- Country: Russia
- Selection process: Internal selection

Competing entry
- Song: "Kolybelnaya dlya vulkana"
- Artist: Philipp Kirkorov
- Songwriters: Ilya Bershadskiy; Ilya Resnik;

Placement
- Final result: 17th, 17 points

Participation chronology

= Russia in the Eurovision Song Contest 1995 =

Russia was represented at the Eurovision Song Contest 1995 with the song "Kolybelnaya dlya vulkana", written by Ilya Bershadskiy and Ilya Resnik, and performed by Philipp Kirkorov. The Russian broadcaster Russian Public Television (ORT) internally selected Kirkorov to represent the nation. Prior to Kirkorov's selection, ORT organised a public selection process to select the Russian entrant. While the event did take place, the jury could not decide on the winner of selection and ultimately opted to choose the artist internally.

Vocal Band were selected to represent Russia, however ORT later withdrew the band as the Russian representatives due to the members being unable to finance their participation. Kirkorov was then selected instead. Russia was drawn to appear sixth in the final, which was held on 13 May. In the final, the nation placed 17th with 17 points, marking the nation's worst placement in the contest to this point.

Document structure recognition data:
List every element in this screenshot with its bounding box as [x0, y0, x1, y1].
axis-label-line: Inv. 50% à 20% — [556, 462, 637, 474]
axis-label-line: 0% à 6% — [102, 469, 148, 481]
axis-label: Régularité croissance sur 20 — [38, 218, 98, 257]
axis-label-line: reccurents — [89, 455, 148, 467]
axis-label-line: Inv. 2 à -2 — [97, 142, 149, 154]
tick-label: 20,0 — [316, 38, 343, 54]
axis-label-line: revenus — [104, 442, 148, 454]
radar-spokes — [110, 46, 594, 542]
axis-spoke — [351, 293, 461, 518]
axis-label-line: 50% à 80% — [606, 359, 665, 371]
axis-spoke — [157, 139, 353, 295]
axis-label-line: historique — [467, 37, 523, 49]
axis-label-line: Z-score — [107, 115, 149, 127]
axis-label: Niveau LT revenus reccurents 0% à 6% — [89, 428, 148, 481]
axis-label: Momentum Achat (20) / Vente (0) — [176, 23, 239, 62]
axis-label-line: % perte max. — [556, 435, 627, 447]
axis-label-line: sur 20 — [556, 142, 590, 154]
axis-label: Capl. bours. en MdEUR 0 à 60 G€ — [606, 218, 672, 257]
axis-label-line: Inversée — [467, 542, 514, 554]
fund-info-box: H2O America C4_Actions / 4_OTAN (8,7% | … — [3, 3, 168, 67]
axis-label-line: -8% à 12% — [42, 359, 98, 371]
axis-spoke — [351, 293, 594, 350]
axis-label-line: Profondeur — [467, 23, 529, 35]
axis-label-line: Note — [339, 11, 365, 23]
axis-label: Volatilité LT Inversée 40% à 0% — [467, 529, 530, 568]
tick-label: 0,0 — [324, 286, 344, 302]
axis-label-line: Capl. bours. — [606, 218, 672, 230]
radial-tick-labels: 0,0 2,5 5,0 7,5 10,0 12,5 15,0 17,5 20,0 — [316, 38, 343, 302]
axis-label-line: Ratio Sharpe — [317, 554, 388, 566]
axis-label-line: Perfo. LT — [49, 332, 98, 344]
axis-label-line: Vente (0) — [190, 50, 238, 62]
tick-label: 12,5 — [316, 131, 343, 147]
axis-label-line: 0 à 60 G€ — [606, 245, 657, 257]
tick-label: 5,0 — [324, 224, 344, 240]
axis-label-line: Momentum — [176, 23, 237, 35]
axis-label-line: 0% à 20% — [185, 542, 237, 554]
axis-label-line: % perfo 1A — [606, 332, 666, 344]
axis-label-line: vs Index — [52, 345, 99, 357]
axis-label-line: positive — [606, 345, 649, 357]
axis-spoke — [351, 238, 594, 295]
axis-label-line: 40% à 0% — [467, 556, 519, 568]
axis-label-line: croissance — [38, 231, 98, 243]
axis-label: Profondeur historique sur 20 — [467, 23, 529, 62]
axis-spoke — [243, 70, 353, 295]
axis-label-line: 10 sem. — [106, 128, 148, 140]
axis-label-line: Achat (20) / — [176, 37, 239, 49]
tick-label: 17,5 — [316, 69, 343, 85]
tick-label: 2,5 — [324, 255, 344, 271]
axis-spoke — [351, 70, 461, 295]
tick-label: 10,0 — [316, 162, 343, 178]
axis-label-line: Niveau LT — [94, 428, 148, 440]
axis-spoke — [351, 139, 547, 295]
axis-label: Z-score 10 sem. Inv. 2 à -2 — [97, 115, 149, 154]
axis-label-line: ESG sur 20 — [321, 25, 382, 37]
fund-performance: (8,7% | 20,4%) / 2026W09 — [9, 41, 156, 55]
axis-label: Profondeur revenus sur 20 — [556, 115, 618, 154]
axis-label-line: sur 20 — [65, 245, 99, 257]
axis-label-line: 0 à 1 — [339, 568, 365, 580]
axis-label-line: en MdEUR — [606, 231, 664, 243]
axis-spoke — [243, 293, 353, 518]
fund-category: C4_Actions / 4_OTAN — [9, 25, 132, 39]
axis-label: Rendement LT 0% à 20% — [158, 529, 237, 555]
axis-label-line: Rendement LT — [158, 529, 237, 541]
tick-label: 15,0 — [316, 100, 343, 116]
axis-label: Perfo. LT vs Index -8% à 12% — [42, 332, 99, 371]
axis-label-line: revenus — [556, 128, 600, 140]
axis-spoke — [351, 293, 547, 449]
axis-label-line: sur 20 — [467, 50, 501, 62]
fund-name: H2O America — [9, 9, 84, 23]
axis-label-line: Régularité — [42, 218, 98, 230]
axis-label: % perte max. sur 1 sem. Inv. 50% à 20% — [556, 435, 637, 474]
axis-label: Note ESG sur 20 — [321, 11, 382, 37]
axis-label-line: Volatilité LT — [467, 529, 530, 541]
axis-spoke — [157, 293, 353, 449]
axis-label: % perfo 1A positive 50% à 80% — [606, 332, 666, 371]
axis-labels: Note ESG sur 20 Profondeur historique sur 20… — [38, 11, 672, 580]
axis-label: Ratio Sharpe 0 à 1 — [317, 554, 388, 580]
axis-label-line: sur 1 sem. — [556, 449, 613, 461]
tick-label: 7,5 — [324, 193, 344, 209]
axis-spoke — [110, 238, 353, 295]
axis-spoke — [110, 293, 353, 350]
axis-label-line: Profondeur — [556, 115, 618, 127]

DIRECTIONS:
1 > According to the article on Russia at Eurovision 1995, on what date was the final held?
2 > Pick up the article on Russia at Eurovision 1995 after its final sentence and continue writing it.

ANSWERS PER TASK:
1 > 13 May

2 >
== Background ==

The 1995 contest marked Russia's second participation following its 1994 debut entry "Vechny strannik" performed by Youddiph, which placed 9th. Typically the Russian participation in the contest alternates between two national broadcasters: Russian Public Television (ORT) and Russian Television and Radio (RTR). The broadcaster for the 1995 contest was ORT, which broadcast the event in Russia and organised the selection process for its entry. Prior to the Eurovision, ORT held a national final to choose the artist and song; however, it later opted to abandon the process and instead select its 1995 entry internally, as the national final's jury was unable to select a winner.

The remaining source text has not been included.